• **EXERCISE INSTRUCTIONS**
Read the records below. Copy each line where the string "that" occurs.

-- Begin --

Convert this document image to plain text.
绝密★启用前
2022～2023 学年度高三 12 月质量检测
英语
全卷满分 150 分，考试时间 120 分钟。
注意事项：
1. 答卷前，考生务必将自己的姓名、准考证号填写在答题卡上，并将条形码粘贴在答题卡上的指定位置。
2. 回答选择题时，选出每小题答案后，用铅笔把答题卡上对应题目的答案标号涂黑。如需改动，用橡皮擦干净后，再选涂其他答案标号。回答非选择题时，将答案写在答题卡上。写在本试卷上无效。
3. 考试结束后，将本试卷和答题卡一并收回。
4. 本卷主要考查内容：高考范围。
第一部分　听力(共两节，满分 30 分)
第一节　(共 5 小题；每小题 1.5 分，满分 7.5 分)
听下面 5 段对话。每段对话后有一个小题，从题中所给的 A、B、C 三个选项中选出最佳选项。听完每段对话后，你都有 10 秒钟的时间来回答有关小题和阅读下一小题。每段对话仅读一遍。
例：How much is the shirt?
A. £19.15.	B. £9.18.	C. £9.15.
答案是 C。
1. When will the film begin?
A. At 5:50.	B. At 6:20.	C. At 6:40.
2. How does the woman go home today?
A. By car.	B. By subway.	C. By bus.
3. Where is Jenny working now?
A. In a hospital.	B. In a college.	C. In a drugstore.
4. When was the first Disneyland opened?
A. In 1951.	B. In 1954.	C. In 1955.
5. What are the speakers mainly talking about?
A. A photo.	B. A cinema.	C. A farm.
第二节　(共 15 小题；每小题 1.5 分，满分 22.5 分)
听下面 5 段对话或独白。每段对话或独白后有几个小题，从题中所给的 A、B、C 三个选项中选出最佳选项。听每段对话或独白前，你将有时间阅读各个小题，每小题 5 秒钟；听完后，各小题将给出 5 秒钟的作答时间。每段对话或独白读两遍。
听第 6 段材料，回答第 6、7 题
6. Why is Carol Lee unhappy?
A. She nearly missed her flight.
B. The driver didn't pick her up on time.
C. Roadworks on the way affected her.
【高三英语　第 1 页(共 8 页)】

-- End --
-- Begin --

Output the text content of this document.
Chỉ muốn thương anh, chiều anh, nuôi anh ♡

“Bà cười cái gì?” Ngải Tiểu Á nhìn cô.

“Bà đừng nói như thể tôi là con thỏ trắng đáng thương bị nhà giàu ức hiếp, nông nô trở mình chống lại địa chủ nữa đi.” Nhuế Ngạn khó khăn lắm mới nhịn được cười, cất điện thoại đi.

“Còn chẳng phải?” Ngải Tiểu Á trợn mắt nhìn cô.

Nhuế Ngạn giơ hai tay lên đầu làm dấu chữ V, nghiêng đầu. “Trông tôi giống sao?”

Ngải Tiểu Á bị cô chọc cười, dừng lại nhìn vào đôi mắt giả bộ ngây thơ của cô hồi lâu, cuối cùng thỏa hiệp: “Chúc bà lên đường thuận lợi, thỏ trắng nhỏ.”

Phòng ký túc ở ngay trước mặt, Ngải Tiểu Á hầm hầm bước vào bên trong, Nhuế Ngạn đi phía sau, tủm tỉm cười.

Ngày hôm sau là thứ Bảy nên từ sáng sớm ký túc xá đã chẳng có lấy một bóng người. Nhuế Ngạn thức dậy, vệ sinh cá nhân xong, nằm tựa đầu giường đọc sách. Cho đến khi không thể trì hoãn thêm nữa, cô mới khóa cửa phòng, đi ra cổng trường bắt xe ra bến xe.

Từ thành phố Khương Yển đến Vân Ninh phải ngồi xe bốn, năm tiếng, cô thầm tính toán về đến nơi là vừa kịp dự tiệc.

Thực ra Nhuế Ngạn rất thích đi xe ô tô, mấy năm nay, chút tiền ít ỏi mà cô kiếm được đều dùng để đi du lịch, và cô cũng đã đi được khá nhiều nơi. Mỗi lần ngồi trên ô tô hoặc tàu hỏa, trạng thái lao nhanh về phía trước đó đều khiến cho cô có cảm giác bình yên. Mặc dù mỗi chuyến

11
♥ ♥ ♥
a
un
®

-- End --
-- Begin --

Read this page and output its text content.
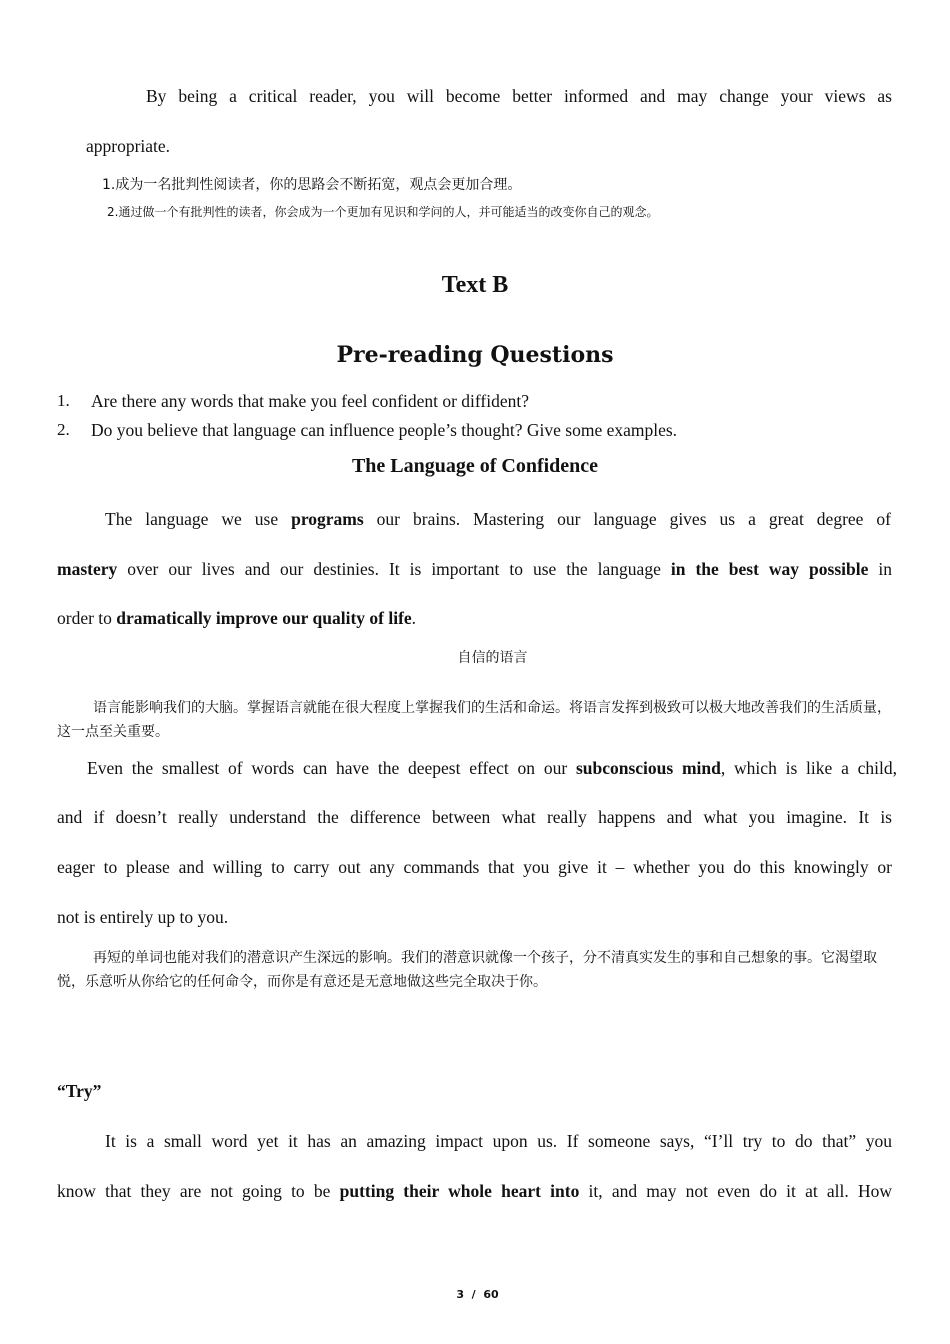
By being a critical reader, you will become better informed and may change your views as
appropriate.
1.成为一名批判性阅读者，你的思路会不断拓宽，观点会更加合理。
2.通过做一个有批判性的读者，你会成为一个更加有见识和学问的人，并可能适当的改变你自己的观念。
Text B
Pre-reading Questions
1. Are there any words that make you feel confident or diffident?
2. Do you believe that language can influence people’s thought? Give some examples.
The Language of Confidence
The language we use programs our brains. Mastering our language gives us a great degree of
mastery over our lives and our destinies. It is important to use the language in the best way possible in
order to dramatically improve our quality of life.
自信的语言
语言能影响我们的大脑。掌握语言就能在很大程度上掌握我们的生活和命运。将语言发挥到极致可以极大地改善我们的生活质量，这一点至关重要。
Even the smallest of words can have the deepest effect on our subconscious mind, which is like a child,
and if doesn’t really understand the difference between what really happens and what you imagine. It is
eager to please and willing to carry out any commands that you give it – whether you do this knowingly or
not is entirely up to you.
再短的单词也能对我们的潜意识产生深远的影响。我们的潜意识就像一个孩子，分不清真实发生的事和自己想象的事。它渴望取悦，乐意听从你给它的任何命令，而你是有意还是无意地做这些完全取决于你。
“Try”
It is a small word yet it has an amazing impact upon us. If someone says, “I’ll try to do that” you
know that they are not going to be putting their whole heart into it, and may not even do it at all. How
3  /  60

-- End --

• **ANSWER BELOW**
1. Are there any words that make you feel confident or diffident?
2. Do you believe that language can influence people’s thought? Give some examples.
eager to please and willing to carry out any commands that you give it – whether you do this knowingly or
It is a small word yet it has an amazing impact upon us. If someone says, “I’ll try to do that” you
know that they are not going to be putting their whole heart into it, and may not even do it at all. How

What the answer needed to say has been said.